(Stored records)
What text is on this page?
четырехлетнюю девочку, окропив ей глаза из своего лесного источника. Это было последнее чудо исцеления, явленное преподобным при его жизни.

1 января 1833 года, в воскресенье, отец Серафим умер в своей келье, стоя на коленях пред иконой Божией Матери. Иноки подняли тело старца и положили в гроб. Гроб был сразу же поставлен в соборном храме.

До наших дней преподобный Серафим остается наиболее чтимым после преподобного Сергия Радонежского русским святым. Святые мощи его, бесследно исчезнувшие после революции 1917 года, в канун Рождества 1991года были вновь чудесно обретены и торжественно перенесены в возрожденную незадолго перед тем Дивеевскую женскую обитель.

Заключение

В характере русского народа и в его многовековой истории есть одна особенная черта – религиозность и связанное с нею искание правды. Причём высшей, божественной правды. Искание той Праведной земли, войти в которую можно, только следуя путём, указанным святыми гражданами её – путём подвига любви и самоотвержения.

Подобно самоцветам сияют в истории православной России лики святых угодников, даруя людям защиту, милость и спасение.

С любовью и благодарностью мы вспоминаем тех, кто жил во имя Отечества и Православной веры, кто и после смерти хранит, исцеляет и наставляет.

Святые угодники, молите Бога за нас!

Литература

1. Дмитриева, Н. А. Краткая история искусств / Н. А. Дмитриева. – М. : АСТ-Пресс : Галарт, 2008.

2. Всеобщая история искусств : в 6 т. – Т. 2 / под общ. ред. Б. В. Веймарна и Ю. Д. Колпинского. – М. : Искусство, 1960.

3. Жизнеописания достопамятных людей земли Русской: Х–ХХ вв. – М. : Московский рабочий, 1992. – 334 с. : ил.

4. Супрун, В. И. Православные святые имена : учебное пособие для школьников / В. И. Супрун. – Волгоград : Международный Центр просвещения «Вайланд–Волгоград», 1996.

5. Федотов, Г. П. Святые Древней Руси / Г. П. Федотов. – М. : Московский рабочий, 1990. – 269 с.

# WORK REQUIRED
Can you restate every record above word for word?

# WORKED ANSWER
What text is on this page?
четырехлетнюю девочку, окропив ей глаза из своего лесного источника. Это было последнее чудо исцеления, явленное преподобным при его жизни.

1 января 1833 года, в воскресенье, отец Серафим умер в своей келье, стоя на коленях пред иконой Божией Матери. Иноки подняли тело старца и положили в гроб. Гроб был сразу же поставлен в соборном храме.

До наших дней преподобный Серафим остается наиболее чтимым после преподобного Сергия Радонежского русским святым. Святые мощи его, бесследно исчезнувшие после революции 1917 года, в канун Рождества 1991года были вновь чудесно обретены и торжественно перенесены в возрожденную незадолго перед тем Дивеевскую женскую обитель.

Заключение

В характере русского народа и в его многовековой истории есть одна особенная черта – религиозность и связанное с нею искание правды. Причём высшей, божественной правды. Искание той Праведной земли, войти в которую можно, только следуя путём, указанным святыми гражданами её – путём подвига любви и самоотвержения.

Подобно самоцветам сияют в истории православной России лики святых угодников, даруя людям защиту, милость и спасение.

С любовью и благодарностью мы вспоминаем тех, кто жил во имя Отечества и Православной веры, кто и после смерти хранит, исцеляет и наставляет.

Святые угодники, молите Бога за нас!

Литература

1. Дмитриева, Н. А. Краткая история искусств / Н. А. Дмитриева. – М. : АСТ-Пресс : Галарт, 2008.

2. Всеобщая история искусств : в 6 т. – Т. 2 / под общ. ред. Б. В. Веймарна и Ю. Д. Колпинского. – М. : Искусство, 1960.

3. Жизнеописания достопамятных людей земли Русской: Х–ХХ вв. – М. : Московский рабочий, 1992. – 334 с. : ил.

4. Супрун, В. И. Православные святые имена : учебное пособие для школьников / В. И. Супрун. – Волгоград : Международный Центр просвещения «Вайланд–Волгоград», 1996.

5. Федотов, Г. П. Святые Древней Руси / Г. П. Федотов. – М. : Московский рабочий, 1990. – 269 с.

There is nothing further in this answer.